Your task: For every line in the data below that contains "image", copy the line.
[START Data for this exercise]
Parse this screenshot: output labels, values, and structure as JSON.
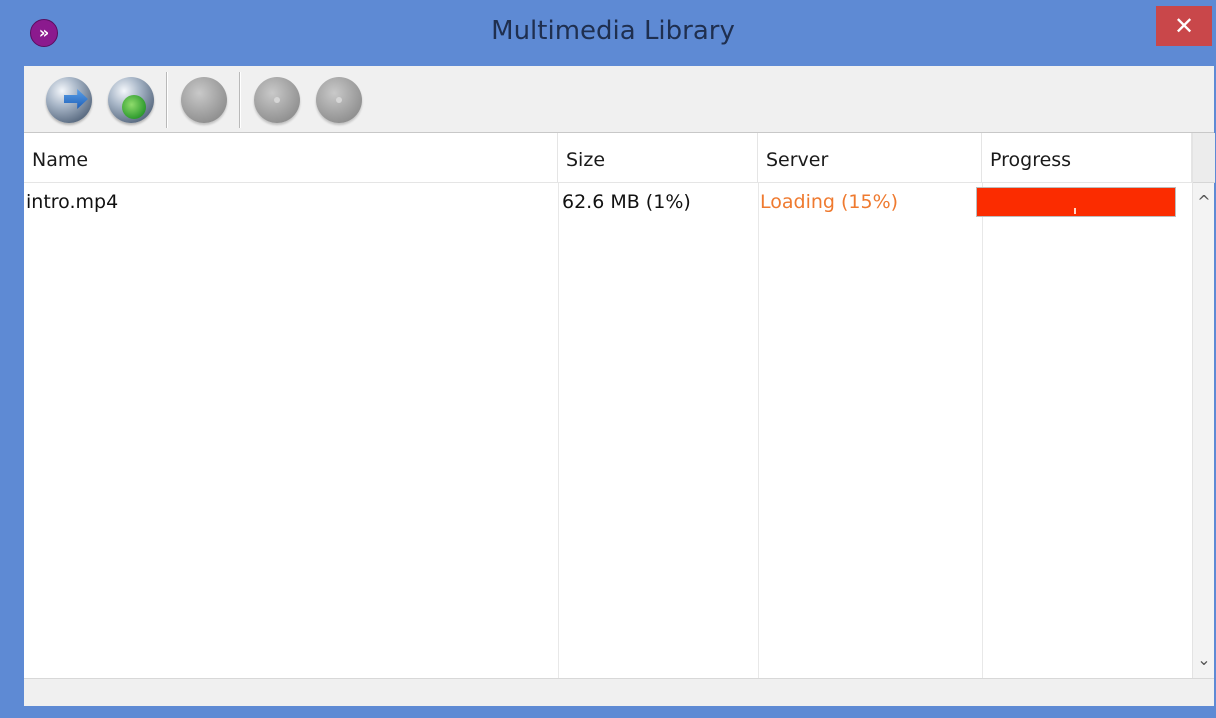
{
  "window": {
    "title": "Multimedia Library",
    "app_icon_glyph": "»",
    "close_glyph": "✕"
  },
  "toolbar": {
    "buttons": [
      {
        "icon": "globe-download-icon",
        "enabled": true
      },
      {
        "icon": "globe-network-icon",
        "enabled": true
      },
      {
        "icon": "disc-icon",
        "enabled": false
      },
      {
        "icon": "disc-add-icon",
        "enabled": false
      },
      {
        "icon": "disc-remove-icon",
        "enabled": false
      }
    ]
  },
  "list": {
    "columns": [
      "Name",
      "Size",
      "Server",
      "Progress"
    ],
    "rows": [
      {
        "name": "intro.mp4",
        "size": "62.6 MB (1%)",
        "server": "Loading (15%)",
        "progress": 1.0
      }
    ]
  },
  "scrollbar": {
    "up_glyph": "^",
    "down_glyph": "⌄"
  },
  "colors": {
    "titlebar": "#5e8ad4",
    "close_button": "#c9474a",
    "server_status": "#ef7a2f",
    "progress_fill": "#fb2c00"
  }
}
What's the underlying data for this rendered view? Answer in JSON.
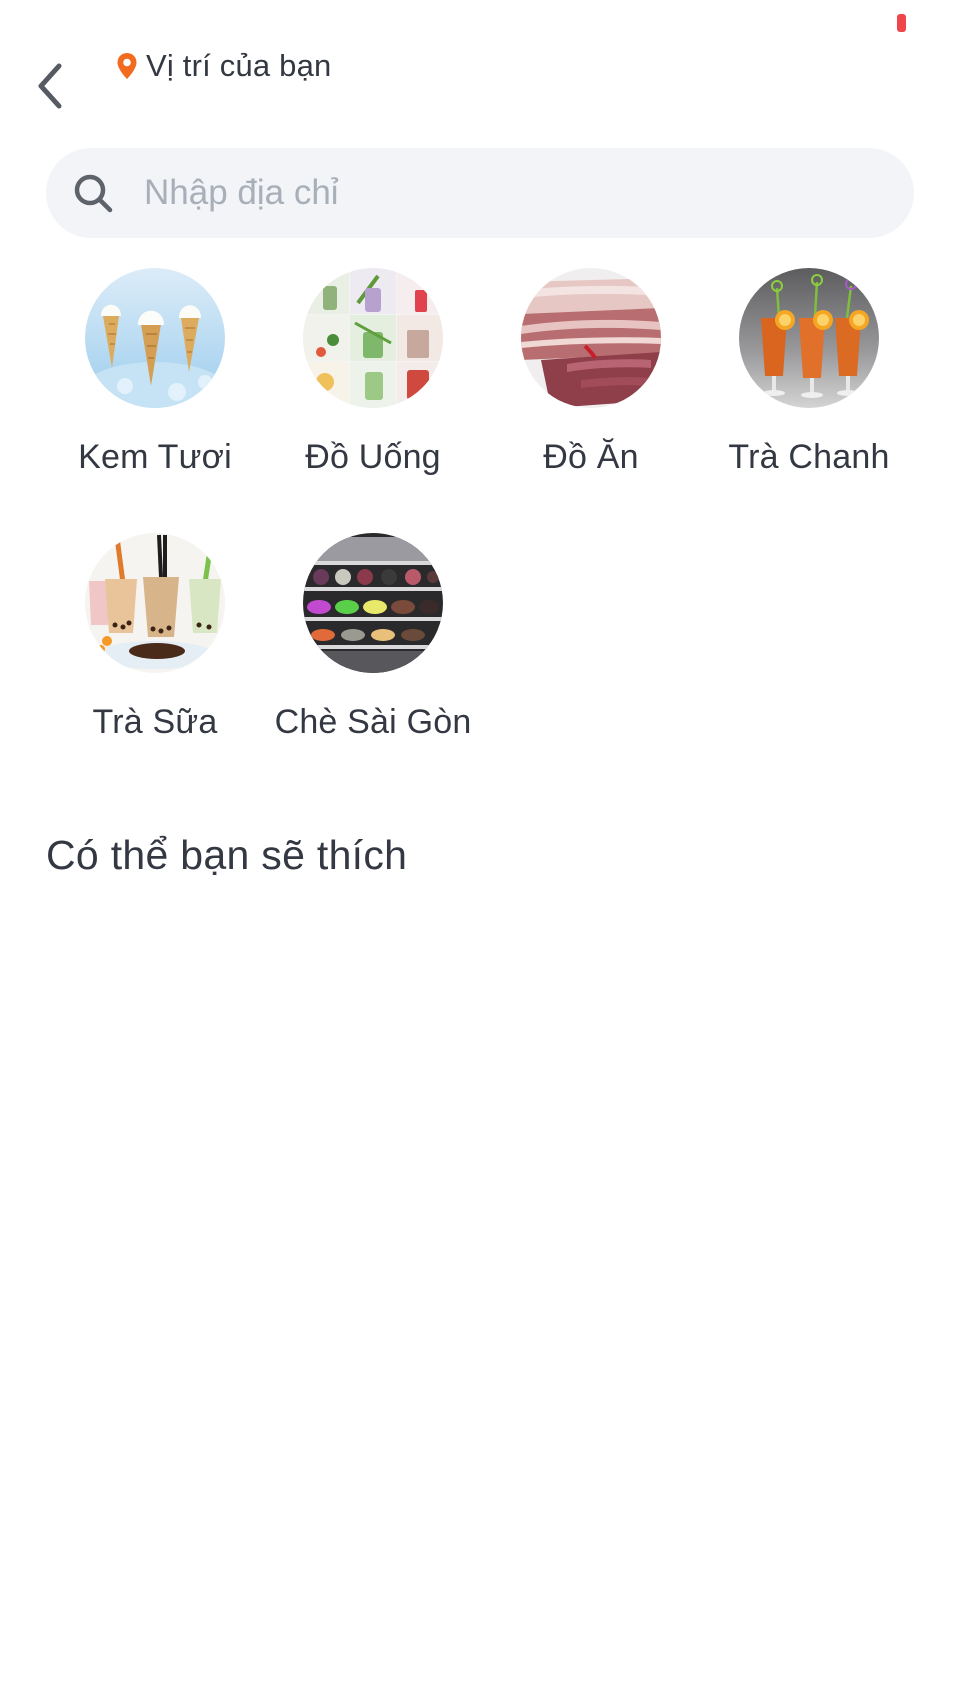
{
  "header": {
    "back_icon": "chevron-left-icon",
    "location_icon": "map-pin-icon",
    "location_label": "Vị trí của bạn",
    "accent_color": "#f26b21",
    "status_indicator_color": "#f0464b"
  },
  "search": {
    "icon": "search-icon",
    "placeholder": "Nhập địa chỉ",
    "value": ""
  },
  "categories": [
    {
      "label": "Kem Tươi",
      "image": "ice-cream-cones"
    },
    {
      "label": "Đồ Uống",
      "image": "drinks-collage"
    },
    {
      "label": "Đồ Ăn",
      "image": "raw-pork-belly"
    },
    {
      "label": "Trà Chanh",
      "image": "lemon-tea-glasses"
    },
    {
      "label": "Trà Sữa",
      "image": "bubble-milk-tea-cups"
    },
    {
      "label": "Chè Sài Gòn",
      "image": "sweet-soup-display-case"
    }
  ],
  "recommendations": {
    "title": "Có thể bạn sẽ thích",
    "items": []
  }
}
[END Data for this exercise]
Solution to this problem:
      "image": "ice-cream-cones"
      "image": "drinks-collage"
      "image": "raw-pork-belly"
      "image": "lemon-tea-glasses"
      "image": "bubble-milk-tea-cups"
      "image": "sweet-soup-display-case"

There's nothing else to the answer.